» **AIM**
Return every line of the material below unchanged, leaving the pictures out of your answer.

Element and region data
>>>>>
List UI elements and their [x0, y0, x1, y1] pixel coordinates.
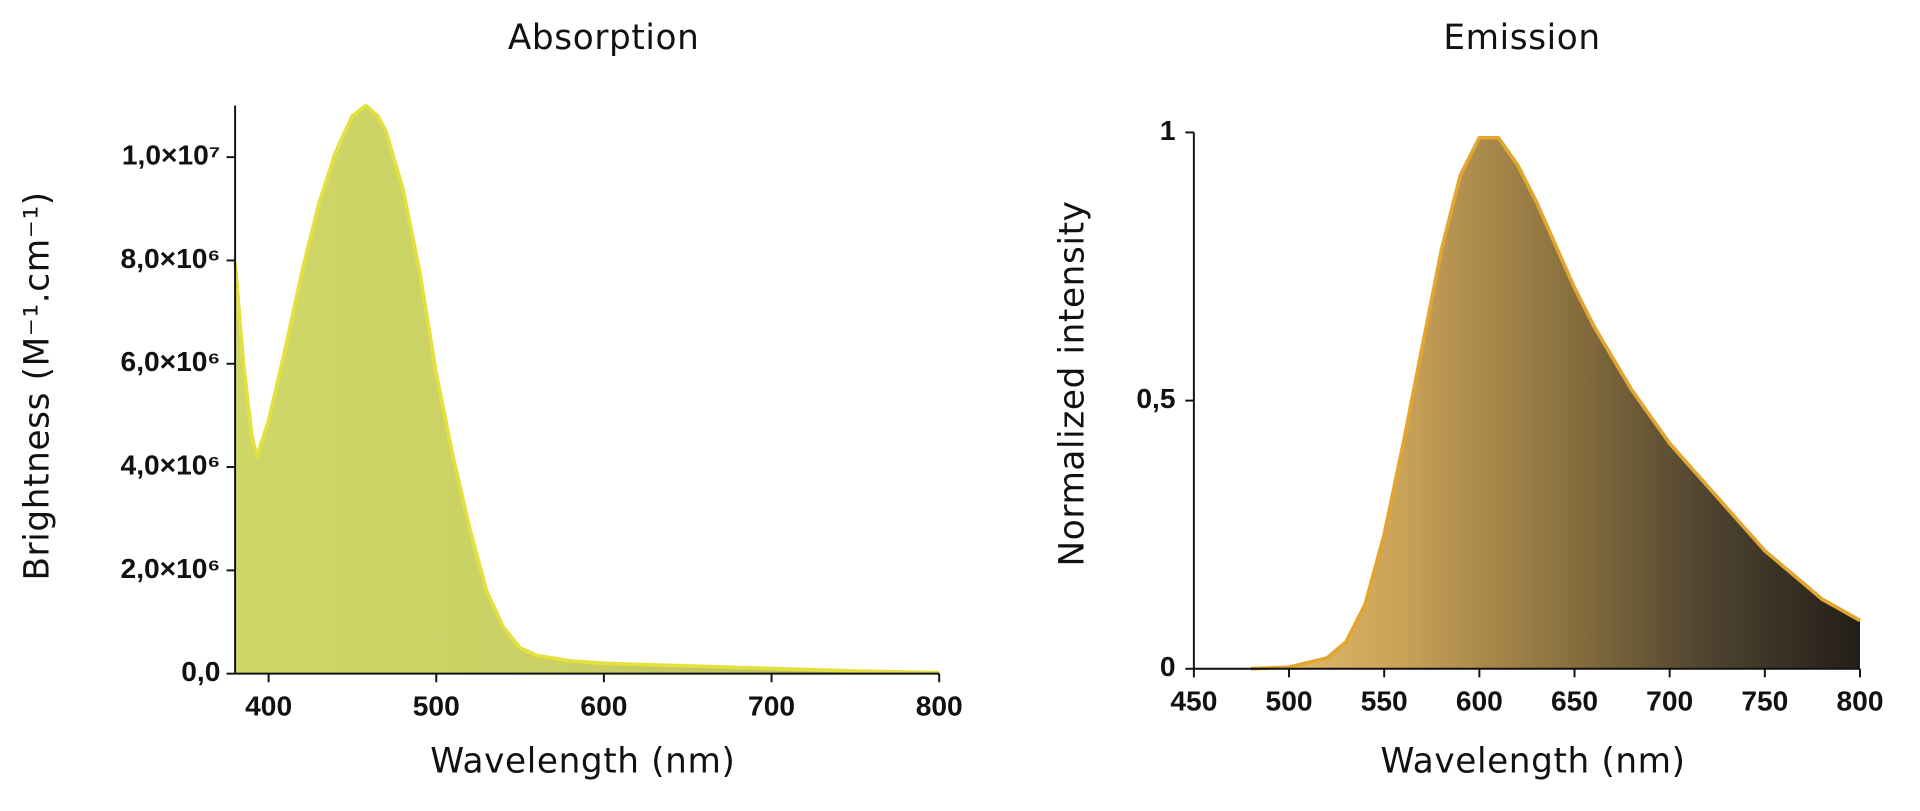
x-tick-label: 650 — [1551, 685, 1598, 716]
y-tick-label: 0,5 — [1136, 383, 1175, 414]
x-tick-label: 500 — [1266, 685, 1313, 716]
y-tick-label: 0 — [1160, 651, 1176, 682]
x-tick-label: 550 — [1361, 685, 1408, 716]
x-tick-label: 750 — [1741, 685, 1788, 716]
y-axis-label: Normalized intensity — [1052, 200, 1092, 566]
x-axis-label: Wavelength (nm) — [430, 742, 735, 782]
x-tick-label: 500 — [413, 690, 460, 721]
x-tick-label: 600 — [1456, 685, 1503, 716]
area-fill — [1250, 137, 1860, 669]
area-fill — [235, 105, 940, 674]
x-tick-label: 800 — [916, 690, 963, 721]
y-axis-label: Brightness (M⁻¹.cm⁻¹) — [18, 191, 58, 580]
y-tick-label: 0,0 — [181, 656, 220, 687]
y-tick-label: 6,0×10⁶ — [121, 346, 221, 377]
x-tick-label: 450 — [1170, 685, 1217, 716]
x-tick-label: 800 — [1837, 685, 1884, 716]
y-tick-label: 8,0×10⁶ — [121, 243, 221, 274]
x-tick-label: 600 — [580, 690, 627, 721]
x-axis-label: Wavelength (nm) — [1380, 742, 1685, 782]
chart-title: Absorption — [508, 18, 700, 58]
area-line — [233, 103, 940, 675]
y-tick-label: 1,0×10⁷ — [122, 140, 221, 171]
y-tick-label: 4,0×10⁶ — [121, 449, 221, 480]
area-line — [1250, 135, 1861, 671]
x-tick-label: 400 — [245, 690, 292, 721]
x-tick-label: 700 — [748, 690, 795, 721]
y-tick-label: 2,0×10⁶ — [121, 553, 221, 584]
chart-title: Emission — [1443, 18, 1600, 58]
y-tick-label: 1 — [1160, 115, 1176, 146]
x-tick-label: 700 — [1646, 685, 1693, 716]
<<<<<
» **RESULT**
List UI elements and their [x0, y0, x1, y1] pixel coordinates.
x-tick-label: 650 — [1551, 685, 1598, 716]
y-tick-label: 0,5 — [1136, 383, 1175, 414]
x-tick-label: 500 — [1266, 685, 1313, 716]
y-tick-label: 0 — [1160, 651, 1176, 682]
x-tick-label: 550 — [1361, 685, 1408, 716]
x-tick-label: 750 — [1741, 685, 1788, 716]
y-axis-label: Normalized intensity — [1052, 200, 1092, 566]
x-axis-label: Wavelength (nm) — [430, 742, 735, 782]
x-tick-label: 500 — [413, 690, 460, 721]
x-tick-label: 600 — [1456, 685, 1503, 716]
area-fill — [1250, 137, 1860, 669]
area-fill — [235, 105, 940, 674]
x-tick-label: 800 — [916, 690, 963, 721]
y-axis-label: Brightness (M⁻¹.cm⁻¹) — [18, 191, 58, 580]
y-tick-label: 0,0 — [181, 656, 220, 687]
y-tick-label: 6,0×10⁶ — [121, 346, 221, 377]
x-tick-label: 450 — [1170, 685, 1217, 716]
x-tick-label: 800 — [1837, 685, 1884, 716]
y-tick-label: 8,0×10⁶ — [121, 243, 221, 274]
x-tick-label: 600 — [580, 690, 627, 721]
x-axis-label: Wavelength (nm) — [1380, 742, 1685, 782]
chart-title: Absorption — [508, 18, 700, 58]
area-line — [233, 103, 940, 675]
y-tick-label: 1,0×10⁷ — [122, 140, 221, 171]
y-tick-label: 4,0×10⁶ — [121, 449, 221, 480]
area-line — [1250, 135, 1861, 671]
x-tick-label: 400 — [245, 690, 292, 721]
x-tick-label: 700 — [748, 690, 795, 721]
y-tick-label: 2,0×10⁶ — [121, 553, 221, 584]
chart-title: Emission — [1443, 18, 1600, 58]
y-tick-label: 1 — [1160, 115, 1176, 146]
x-tick-label: 700 — [1646, 685, 1693, 716]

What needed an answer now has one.